** Begin Data for this task **
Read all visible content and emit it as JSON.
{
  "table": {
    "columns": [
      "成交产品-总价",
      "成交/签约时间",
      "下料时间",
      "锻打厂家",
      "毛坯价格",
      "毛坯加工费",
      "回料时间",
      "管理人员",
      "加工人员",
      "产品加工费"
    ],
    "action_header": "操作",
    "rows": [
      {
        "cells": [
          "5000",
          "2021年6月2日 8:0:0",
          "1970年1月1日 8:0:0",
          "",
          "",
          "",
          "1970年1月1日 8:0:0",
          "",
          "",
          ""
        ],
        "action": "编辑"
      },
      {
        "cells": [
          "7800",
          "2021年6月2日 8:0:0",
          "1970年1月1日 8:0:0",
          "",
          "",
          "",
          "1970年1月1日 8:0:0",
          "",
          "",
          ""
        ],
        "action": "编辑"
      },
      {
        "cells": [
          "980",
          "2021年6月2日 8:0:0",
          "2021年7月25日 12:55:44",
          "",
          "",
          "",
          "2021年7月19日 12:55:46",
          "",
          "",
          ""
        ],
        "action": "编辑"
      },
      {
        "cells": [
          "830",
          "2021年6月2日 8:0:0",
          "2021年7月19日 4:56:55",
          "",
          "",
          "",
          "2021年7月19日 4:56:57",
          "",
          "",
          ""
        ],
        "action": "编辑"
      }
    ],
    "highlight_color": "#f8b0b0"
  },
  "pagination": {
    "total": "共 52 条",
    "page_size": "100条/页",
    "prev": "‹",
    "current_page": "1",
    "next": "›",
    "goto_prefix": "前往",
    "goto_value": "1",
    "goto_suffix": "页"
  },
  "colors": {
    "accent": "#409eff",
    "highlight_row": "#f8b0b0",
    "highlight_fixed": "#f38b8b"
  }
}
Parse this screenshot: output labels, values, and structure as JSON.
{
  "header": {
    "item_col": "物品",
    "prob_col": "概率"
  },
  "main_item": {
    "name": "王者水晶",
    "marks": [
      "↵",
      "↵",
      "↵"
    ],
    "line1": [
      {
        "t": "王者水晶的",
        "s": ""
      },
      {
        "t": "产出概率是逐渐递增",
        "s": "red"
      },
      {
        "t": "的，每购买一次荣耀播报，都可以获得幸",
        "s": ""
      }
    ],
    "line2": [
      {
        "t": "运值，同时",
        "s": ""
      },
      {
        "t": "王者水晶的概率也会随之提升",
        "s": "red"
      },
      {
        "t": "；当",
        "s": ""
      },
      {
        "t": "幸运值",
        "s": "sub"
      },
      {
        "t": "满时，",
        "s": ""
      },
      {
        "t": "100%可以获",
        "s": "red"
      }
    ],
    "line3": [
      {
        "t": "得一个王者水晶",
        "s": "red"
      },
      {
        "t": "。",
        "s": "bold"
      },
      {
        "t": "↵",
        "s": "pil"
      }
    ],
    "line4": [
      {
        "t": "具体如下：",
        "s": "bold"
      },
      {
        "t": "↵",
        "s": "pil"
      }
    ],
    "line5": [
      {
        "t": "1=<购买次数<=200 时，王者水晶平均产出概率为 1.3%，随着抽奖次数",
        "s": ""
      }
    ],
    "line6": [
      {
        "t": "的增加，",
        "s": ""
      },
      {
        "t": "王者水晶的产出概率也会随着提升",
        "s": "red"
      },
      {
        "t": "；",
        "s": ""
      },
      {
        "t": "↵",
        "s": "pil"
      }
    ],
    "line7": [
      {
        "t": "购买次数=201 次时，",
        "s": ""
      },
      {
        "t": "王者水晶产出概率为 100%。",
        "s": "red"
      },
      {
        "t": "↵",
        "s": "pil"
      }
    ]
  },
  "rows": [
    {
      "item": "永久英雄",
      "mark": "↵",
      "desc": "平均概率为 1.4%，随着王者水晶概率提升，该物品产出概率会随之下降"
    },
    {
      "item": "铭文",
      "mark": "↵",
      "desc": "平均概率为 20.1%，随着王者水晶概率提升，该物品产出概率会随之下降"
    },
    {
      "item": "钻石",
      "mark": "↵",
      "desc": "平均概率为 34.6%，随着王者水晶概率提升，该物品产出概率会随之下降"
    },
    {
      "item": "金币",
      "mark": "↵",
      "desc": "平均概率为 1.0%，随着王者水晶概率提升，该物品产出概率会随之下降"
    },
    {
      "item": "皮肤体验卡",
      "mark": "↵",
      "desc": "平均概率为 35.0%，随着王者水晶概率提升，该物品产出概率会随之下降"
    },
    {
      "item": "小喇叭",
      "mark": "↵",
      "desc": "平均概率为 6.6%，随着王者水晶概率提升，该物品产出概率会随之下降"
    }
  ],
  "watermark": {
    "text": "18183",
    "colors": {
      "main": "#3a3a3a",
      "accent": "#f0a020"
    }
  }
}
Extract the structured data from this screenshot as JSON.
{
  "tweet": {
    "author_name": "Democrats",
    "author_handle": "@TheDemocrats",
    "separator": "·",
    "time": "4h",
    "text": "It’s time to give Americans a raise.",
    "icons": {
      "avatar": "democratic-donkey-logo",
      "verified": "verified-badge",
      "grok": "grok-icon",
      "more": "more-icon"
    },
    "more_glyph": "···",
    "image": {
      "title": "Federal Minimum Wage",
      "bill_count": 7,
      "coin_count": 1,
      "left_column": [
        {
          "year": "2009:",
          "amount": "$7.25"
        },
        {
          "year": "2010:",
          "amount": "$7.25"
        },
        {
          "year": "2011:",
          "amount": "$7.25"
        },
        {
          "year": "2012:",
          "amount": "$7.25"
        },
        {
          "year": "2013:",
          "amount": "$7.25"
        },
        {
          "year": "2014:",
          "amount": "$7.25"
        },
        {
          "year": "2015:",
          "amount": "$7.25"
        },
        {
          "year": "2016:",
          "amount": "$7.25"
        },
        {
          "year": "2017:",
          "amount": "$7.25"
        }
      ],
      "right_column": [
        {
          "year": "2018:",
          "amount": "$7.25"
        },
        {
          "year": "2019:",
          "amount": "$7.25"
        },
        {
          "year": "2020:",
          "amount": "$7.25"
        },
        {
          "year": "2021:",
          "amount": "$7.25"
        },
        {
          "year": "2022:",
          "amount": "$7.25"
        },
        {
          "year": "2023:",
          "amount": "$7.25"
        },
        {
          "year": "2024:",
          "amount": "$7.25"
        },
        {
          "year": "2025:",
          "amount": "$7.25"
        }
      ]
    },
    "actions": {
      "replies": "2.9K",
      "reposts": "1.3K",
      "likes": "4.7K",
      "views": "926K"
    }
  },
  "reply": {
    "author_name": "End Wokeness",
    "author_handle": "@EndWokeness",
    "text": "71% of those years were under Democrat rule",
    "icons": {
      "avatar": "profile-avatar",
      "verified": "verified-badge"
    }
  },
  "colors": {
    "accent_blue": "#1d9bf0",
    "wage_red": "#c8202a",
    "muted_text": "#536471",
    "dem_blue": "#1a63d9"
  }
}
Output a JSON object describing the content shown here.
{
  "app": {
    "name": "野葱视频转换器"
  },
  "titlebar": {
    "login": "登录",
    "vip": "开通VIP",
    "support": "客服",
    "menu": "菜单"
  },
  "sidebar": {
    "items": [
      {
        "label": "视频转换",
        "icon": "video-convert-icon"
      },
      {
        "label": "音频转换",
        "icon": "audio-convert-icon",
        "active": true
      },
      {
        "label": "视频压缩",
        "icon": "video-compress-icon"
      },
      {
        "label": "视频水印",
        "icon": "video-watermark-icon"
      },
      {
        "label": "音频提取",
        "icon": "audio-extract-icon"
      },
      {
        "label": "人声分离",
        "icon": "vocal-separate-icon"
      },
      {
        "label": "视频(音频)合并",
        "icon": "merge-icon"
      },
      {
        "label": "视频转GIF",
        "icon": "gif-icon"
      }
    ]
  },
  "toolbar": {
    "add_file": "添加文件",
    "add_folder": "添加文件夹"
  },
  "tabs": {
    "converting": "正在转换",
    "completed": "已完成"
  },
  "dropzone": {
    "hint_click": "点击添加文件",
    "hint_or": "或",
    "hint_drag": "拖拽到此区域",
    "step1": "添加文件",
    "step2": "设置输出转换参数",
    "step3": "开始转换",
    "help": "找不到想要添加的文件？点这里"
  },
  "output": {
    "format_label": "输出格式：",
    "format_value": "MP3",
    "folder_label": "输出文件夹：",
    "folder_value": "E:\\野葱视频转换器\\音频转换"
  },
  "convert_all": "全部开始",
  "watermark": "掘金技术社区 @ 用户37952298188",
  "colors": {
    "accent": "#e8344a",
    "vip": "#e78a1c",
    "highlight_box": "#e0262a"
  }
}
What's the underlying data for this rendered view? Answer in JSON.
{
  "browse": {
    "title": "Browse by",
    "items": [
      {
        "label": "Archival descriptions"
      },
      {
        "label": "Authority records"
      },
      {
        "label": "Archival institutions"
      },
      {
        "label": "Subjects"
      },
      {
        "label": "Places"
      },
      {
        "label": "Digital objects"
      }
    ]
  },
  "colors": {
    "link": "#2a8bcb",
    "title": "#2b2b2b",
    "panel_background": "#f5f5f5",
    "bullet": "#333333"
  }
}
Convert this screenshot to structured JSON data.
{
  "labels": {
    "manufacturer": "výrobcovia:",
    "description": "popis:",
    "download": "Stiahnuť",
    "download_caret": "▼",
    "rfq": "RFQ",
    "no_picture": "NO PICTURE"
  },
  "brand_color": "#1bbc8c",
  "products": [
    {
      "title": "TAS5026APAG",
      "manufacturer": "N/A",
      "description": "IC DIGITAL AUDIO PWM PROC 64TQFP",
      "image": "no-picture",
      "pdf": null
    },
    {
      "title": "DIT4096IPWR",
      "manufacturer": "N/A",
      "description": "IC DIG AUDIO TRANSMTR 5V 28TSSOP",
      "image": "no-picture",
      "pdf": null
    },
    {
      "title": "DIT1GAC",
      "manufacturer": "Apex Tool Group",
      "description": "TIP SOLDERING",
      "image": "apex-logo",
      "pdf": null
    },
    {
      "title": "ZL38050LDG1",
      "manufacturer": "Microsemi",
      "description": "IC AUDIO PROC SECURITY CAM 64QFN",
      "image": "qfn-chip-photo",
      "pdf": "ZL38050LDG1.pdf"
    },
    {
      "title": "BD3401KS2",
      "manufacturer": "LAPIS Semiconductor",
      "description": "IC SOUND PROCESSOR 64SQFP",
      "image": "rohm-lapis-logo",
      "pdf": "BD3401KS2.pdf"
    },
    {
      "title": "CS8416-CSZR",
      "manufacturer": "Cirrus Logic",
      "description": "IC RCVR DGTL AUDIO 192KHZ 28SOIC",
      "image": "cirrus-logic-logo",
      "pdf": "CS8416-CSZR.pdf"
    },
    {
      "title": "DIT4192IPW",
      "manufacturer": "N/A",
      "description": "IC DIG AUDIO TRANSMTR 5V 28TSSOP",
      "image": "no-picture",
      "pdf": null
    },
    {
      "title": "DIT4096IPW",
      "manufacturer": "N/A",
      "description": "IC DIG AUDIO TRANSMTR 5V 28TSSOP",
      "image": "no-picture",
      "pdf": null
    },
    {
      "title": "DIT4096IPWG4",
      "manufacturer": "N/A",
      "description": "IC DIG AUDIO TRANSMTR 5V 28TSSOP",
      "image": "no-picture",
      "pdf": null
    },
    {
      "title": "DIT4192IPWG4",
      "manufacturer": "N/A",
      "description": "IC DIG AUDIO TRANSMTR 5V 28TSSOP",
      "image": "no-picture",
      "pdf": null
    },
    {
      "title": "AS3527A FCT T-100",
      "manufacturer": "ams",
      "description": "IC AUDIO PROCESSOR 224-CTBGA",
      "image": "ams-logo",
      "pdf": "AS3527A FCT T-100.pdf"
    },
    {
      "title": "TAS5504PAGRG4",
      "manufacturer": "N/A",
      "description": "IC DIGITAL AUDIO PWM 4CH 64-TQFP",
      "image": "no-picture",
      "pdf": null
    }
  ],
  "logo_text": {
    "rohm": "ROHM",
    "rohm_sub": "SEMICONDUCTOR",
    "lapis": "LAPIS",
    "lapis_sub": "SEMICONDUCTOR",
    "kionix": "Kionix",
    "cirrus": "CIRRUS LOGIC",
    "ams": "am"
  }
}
** End Data for this task **
● **Problem statement**
What is the number of lines above that contain "verified"? Answer with that number only.

● **Full output**
2